>>>
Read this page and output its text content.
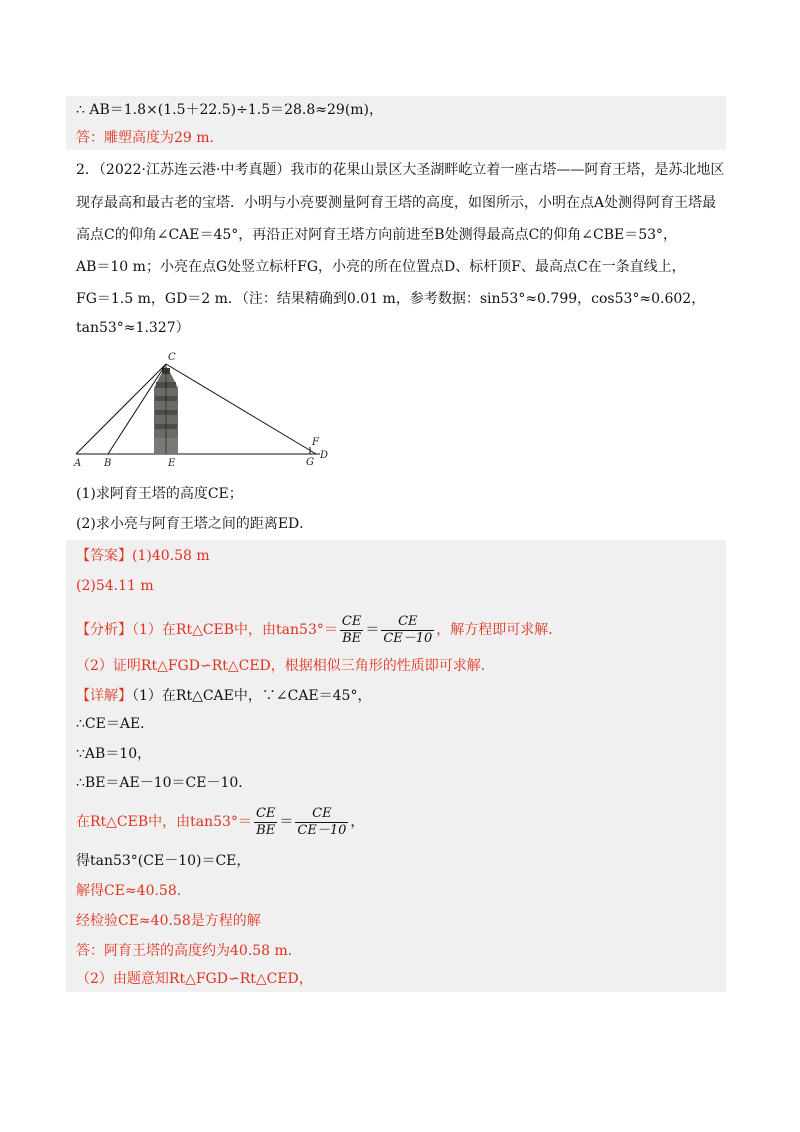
∴ AB＝1.8×(1.5＋22.5)÷1.5＝28.8≈29(m)，
答：雕塑高度为29 m．
2．（2022·江苏连云港·中考真题）我市的花果山景区大圣湖畔屹立着一座古塔——阿育王塔，是苏北地区
现存最高和最古老的宝塔．小明与小亮要测量阿育王塔的高度，如图所示，小明在点A处测得阿育王塔最
高点C的仰角∠CAE＝45°，再沿正对阿育王塔方向前进至B处测得最高点C的仰角∠CBE＝53°，
AB＝10 m；小亮在点G处竖立标杆FG，小亮的所在位置点D、标杆顶F、最高点C在一条直线上，
FG＝1.5 m，GD＝2 m．（注：结果精确到0.01 m，参考数据：sin53°≈0.799，cos53°≈0.602，
tan53°≈1.327）
C
A B	E	G
F
D
(1)求阿育王塔的高度CE；
(2)求小亮与阿育王塔之间的距离ED．
【答案】(1)40.58 m
(2)54.11 m
【分析】（1）在Rt△CEB中，由$\tan 53^\circ= \frac{CE}{BE} = \frac{CE}{CE-10}$ ，解方程即可求解．
（2）证明Rt△FGD∽Rt△CED，根据相似三角形的性质即可求解．
【详解】（1）在Rt△CAE中，∵∠CAE＝45°，
∴CE＝AE．
∵AB＝10，
∴BE＝AE－10＝CE－10．
在Rt△CEB中，由$\tan 53^\circ= \frac{CE}{BE} = \frac{CE}{CE-10}$ ，
得tan53°(CE－10)＝CE，
解得CE≈40.58．
经检验CE≈40.58是方程的解
答：阿育王塔的高度约为40.58 m．
（2）由题意知Rt△FGD∽Rt△CED，
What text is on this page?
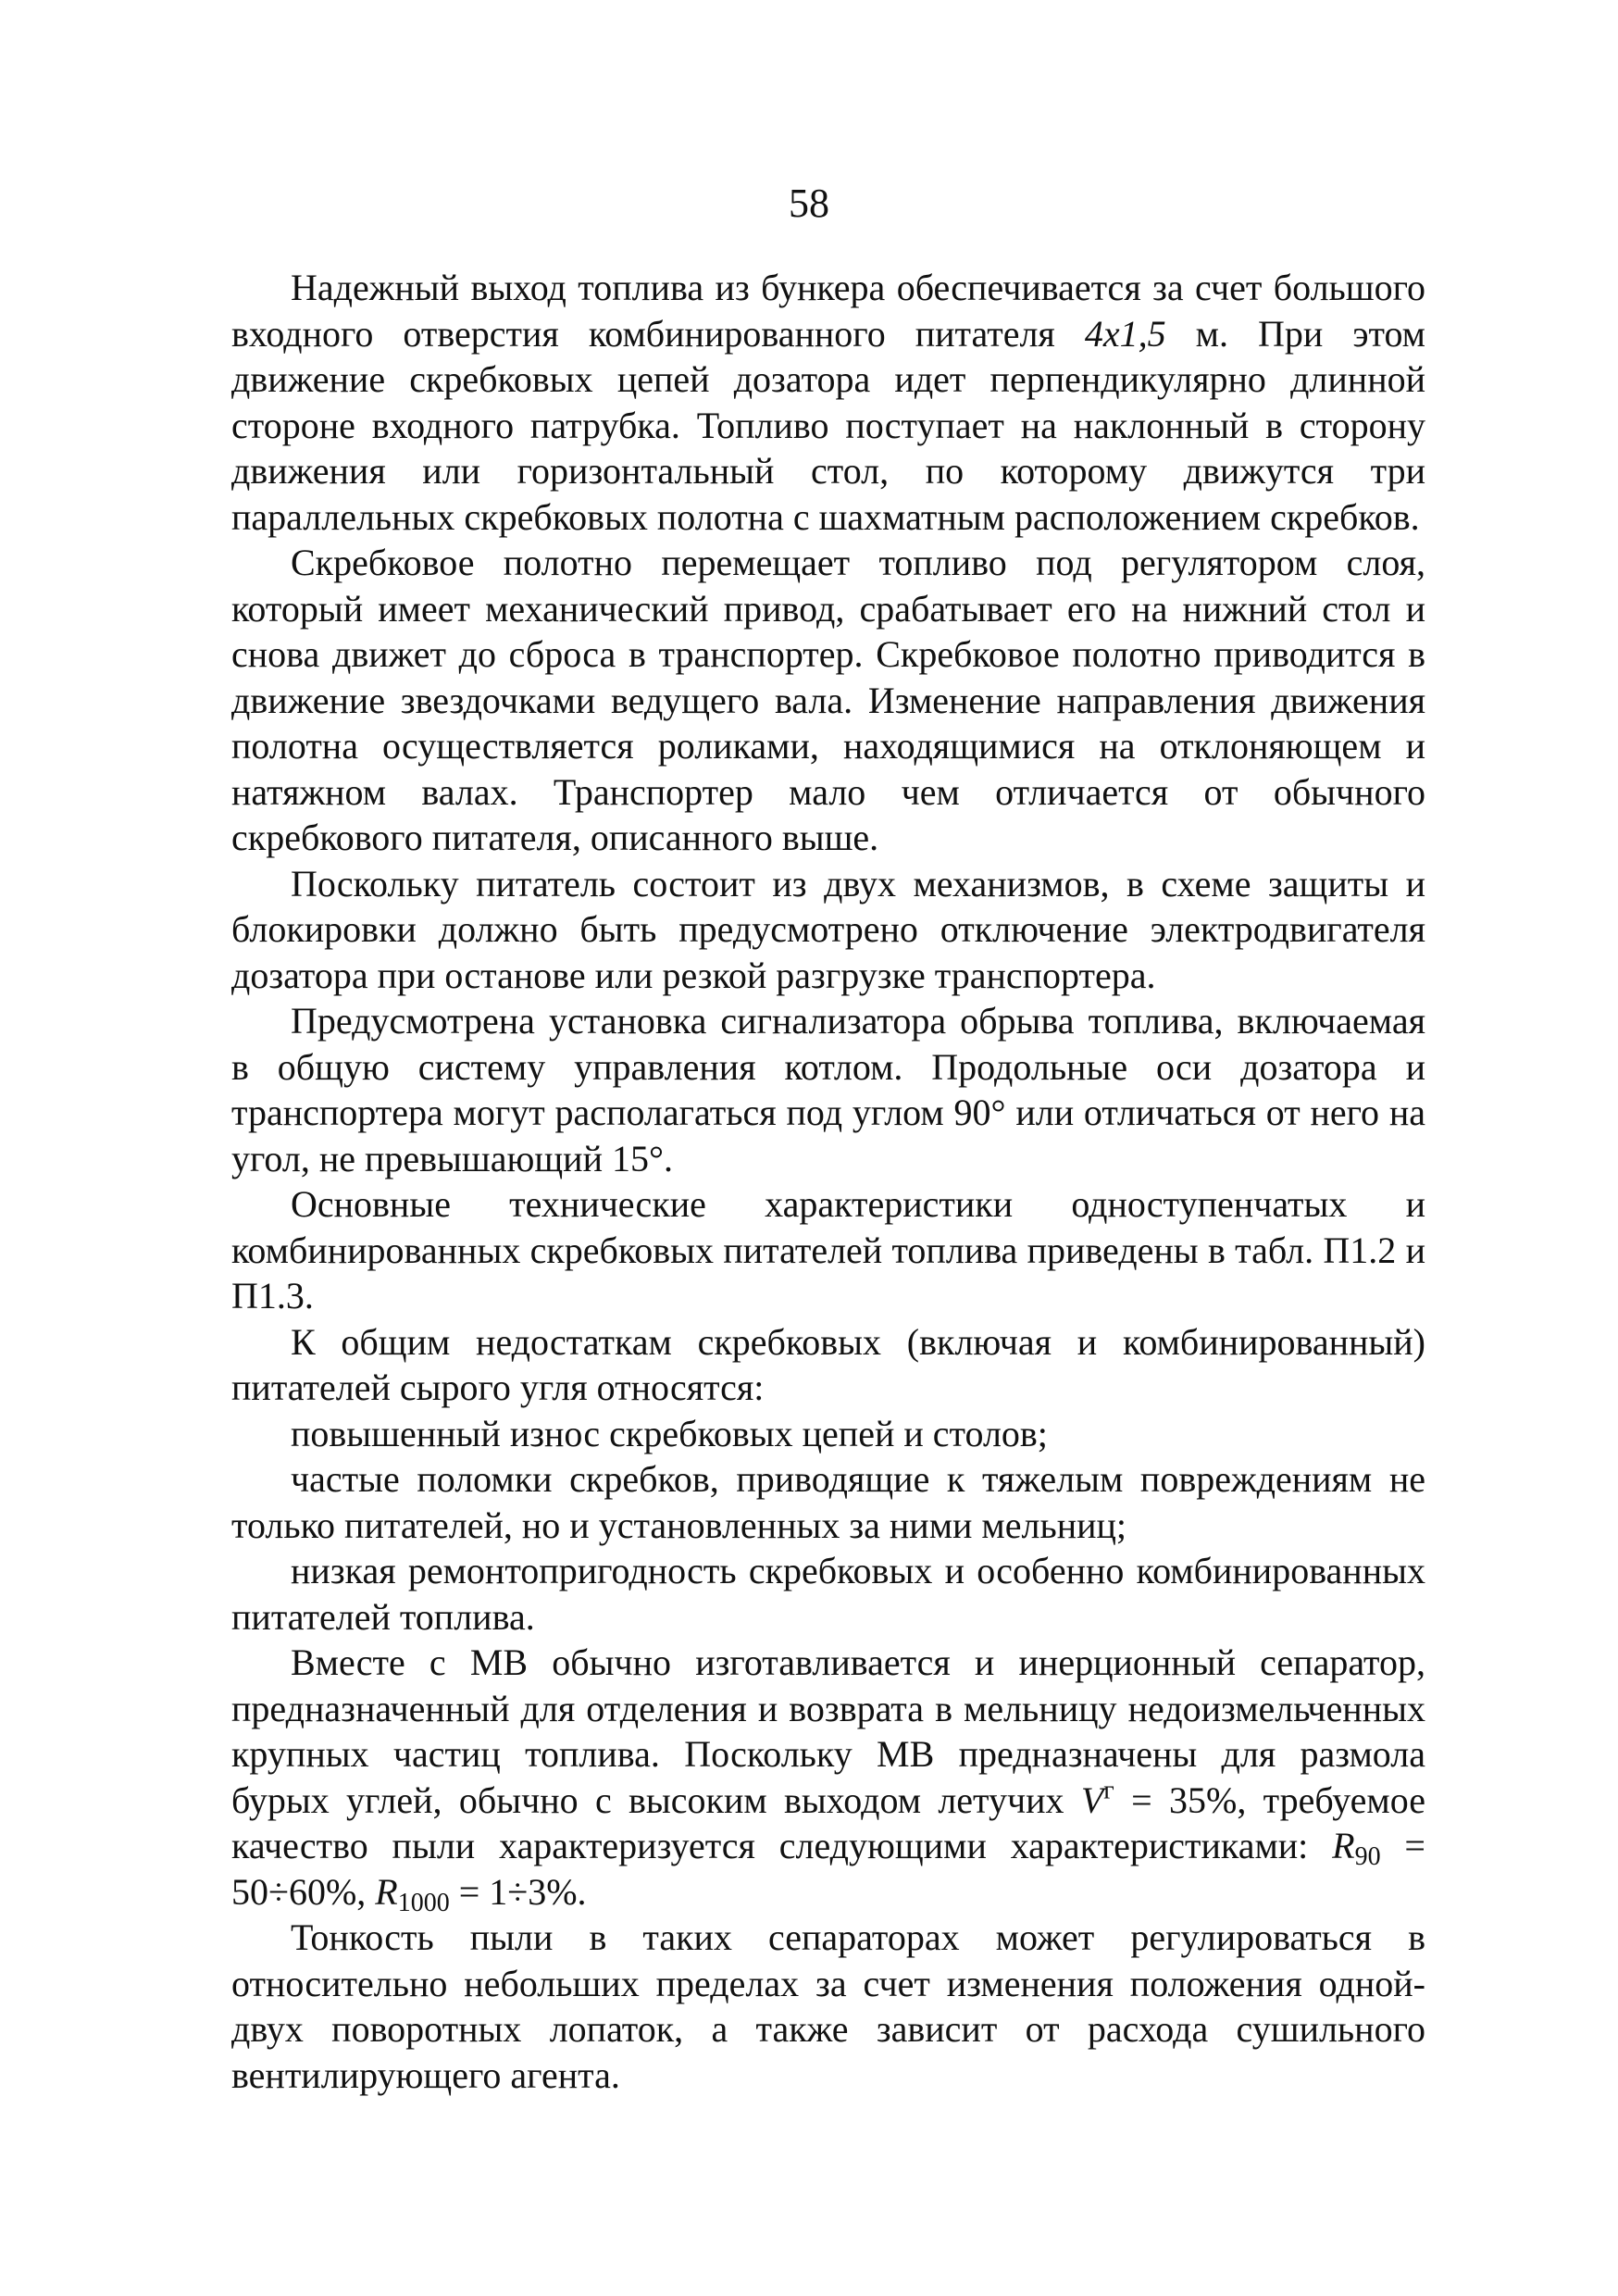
58

Надежный выход топлива из бункера обеспечивается за счет большого входного отверстия комбинированного питателя 4х1,5 м. При этом движение скребковых цепей дозатора идет перпендикулярно длинной стороне входного патрубка. Топливо поступает на наклонный в сторону движения или горизонтальный стол, по которому движутся три параллельных скребковых полотна с шахматным расположением скребков.

Скребковое полотно перемещает топливо под регулятором слоя, который имеет механический привод, срабатывает его на нижний стол и снова движет до сброса в транспортер. Скребковое полотно приводится в движение звездочками ведущего вала. Изменение направления движения полотна осуществляется роликами, находящимися на отклоняющем и натяжном валах. Транспортер мало чем отличается от обычного скребкового питателя, описанного выше.

Поскольку питатель состоит из двух механизмов, в схеме защиты и блокировки должно быть предусмотрено отключение электродвигателя дозатора при останове или резкой разгрузке транспортера.

Предусмотрена установка сигнализатора обрыва топлива, включаемая в общую систему управления котлом. Продольные оси дозатора и транспортера могут располагаться под углом 90° или отличаться от него на угол, не превышающий 15°.

Основные технические характеристики одноступенчатых и комбинированных скребковых питателей топлива приведены в табл. П1.2 и П1.3.

К общим недостаткам скребковых (включая и комбинированный) питателей сырого угля относятся:

повышенный износ скребковых цепей и столов;

частые поломки скребков, приводящие к тяжелым повреждениям не только питателей, но и установленных за ними мельниц;

низкая ремонтопригодность скребковых и особенно комбинированных питателей топлива.

Вместе с МВ обычно изготавливается и инерционный сепаратор, предназначенный для отделения и возврата в мельницу недоизмельченных крупных частиц топлива. Поскольку МВ предназначены для размола бурых углей, обычно с высоким выходом летучих $V^г = 35\%$, требуемое качество пыли характеризуется следующими характеристиками: $R_{90} = 50\div 60\%$, $R_{1000} = 1\div 3\%$.

Тонкость пыли в таких сепараторах может регулироваться в относительно небольших пределах за счет изменения положения одной-двух поворотных лопаток, а также зависит от расхода сушильного вентилирующего агента.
<<<
* [STATED TASK] Show the lines of the records that contain the word "page".

* [RESULT]
Read this page and output its text content.
What text is on this page?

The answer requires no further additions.